• **JOB**
Pick out the lines below with "especies" and list them.

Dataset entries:
────────────────

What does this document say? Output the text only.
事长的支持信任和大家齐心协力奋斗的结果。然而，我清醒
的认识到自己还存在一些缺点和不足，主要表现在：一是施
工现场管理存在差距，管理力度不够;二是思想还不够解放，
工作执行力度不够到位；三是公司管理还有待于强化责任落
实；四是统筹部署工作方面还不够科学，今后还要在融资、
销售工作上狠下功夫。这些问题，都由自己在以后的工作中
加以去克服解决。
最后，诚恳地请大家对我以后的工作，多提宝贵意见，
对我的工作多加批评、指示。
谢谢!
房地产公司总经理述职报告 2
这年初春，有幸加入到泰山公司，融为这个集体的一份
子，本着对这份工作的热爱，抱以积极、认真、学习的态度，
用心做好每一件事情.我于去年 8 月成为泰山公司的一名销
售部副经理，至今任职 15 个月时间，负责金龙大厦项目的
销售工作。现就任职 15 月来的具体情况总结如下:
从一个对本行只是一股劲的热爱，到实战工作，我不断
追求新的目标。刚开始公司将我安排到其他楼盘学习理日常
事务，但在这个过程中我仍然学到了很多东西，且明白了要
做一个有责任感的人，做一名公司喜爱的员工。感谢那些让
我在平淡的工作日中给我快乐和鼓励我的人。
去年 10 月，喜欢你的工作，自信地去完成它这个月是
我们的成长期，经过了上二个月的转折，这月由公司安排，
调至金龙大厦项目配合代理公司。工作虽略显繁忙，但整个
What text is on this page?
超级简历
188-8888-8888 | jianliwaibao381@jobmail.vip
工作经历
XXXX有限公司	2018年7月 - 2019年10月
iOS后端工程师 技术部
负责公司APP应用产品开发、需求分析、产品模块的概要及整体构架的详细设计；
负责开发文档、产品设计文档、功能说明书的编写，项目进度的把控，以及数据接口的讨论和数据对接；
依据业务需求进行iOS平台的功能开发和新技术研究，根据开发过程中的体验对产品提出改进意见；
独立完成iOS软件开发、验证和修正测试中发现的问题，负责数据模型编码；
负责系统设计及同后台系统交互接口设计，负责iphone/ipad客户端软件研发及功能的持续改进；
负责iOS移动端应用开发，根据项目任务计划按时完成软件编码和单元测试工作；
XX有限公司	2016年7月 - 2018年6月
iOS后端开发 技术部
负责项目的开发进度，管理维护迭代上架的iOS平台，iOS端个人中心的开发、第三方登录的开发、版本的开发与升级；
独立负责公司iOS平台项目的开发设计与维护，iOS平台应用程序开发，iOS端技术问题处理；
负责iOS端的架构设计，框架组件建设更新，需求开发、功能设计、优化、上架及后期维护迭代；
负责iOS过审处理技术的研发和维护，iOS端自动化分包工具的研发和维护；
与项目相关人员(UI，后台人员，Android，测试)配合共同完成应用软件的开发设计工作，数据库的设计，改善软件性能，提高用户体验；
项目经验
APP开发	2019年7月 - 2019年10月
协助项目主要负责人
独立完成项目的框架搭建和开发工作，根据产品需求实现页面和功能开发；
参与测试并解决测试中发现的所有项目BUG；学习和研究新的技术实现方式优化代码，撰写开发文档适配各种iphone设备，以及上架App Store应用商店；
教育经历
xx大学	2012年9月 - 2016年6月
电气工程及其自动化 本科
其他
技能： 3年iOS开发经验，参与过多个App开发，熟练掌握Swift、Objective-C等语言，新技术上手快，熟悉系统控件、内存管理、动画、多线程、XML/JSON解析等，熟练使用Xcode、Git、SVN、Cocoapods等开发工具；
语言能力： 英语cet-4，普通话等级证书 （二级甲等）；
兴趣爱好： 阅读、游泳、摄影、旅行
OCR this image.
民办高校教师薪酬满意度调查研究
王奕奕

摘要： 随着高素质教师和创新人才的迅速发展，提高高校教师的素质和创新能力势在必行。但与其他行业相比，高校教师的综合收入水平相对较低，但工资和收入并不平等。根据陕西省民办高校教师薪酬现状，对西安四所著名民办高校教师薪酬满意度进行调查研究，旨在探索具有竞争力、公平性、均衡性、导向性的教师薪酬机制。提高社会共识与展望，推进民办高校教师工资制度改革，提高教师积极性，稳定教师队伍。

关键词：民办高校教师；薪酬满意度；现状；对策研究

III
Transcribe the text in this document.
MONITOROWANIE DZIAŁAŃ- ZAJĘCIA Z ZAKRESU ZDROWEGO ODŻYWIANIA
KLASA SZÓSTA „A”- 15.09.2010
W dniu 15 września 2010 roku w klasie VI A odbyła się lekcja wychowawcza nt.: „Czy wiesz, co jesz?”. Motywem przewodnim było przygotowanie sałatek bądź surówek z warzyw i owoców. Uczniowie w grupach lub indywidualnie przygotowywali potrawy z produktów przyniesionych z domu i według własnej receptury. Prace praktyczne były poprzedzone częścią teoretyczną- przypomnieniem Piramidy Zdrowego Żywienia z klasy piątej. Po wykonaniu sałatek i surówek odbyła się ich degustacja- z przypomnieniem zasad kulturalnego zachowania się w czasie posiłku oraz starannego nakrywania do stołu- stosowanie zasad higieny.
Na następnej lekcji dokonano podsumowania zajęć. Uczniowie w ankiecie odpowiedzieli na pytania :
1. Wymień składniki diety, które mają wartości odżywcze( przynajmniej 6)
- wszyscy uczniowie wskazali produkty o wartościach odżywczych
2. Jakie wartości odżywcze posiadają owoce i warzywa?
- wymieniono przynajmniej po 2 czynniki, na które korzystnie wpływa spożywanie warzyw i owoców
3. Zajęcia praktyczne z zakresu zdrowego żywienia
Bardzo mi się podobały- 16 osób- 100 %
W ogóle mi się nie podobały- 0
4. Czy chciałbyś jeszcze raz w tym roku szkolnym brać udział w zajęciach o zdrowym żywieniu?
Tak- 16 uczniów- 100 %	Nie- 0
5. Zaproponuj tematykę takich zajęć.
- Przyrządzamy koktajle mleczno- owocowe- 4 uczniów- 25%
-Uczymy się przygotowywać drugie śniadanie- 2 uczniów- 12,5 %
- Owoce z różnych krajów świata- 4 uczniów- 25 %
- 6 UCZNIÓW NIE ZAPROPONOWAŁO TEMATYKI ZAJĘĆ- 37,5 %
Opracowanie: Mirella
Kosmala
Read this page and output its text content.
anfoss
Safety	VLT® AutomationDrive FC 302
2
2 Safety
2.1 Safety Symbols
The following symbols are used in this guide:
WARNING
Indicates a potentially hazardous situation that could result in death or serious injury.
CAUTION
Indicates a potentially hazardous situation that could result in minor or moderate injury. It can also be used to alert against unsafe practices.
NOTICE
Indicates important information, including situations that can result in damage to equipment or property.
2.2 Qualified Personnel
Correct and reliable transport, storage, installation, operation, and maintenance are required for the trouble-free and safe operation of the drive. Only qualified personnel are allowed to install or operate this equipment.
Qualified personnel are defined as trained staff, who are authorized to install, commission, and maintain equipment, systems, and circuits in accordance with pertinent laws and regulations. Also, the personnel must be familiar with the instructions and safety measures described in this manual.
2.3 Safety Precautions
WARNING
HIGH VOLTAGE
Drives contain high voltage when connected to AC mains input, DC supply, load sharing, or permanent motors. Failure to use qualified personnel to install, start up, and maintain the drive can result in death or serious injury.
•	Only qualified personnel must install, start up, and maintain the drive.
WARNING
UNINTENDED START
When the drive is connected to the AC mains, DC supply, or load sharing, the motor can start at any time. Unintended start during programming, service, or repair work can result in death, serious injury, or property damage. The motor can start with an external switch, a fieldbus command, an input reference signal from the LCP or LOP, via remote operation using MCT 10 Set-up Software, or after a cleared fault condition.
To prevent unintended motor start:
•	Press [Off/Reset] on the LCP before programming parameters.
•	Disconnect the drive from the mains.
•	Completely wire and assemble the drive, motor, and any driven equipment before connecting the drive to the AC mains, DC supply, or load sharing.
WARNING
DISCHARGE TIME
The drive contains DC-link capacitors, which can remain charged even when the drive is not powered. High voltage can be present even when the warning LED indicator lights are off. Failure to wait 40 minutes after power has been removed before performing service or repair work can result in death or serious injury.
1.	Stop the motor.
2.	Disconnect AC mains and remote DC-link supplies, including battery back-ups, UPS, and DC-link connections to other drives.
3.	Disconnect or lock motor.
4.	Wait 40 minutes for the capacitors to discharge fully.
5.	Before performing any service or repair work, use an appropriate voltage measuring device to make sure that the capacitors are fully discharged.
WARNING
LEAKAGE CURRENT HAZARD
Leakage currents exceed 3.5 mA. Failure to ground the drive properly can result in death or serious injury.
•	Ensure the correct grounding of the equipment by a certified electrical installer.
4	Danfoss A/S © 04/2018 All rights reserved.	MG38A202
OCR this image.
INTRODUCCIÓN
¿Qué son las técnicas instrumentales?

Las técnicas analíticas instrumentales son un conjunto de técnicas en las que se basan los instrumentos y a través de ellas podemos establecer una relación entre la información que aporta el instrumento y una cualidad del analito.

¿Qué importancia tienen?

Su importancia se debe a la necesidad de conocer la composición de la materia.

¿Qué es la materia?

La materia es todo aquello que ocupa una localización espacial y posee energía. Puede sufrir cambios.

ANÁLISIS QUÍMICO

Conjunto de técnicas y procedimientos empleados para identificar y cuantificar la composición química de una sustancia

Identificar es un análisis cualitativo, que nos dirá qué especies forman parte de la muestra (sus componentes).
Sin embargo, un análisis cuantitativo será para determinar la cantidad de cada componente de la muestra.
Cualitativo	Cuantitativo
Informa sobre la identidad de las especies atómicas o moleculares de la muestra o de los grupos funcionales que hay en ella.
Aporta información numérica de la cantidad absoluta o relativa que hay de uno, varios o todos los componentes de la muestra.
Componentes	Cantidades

────────────────

• **ANSWER BELOW**
Identificar es un análisis cualitativo, que nos dirá qué especies forman parte de la muestra (sus componentes).
Informa sobre la identidad de las especies atómicas o moleculares de la muestra o de los grupos funcionales que hay en ella.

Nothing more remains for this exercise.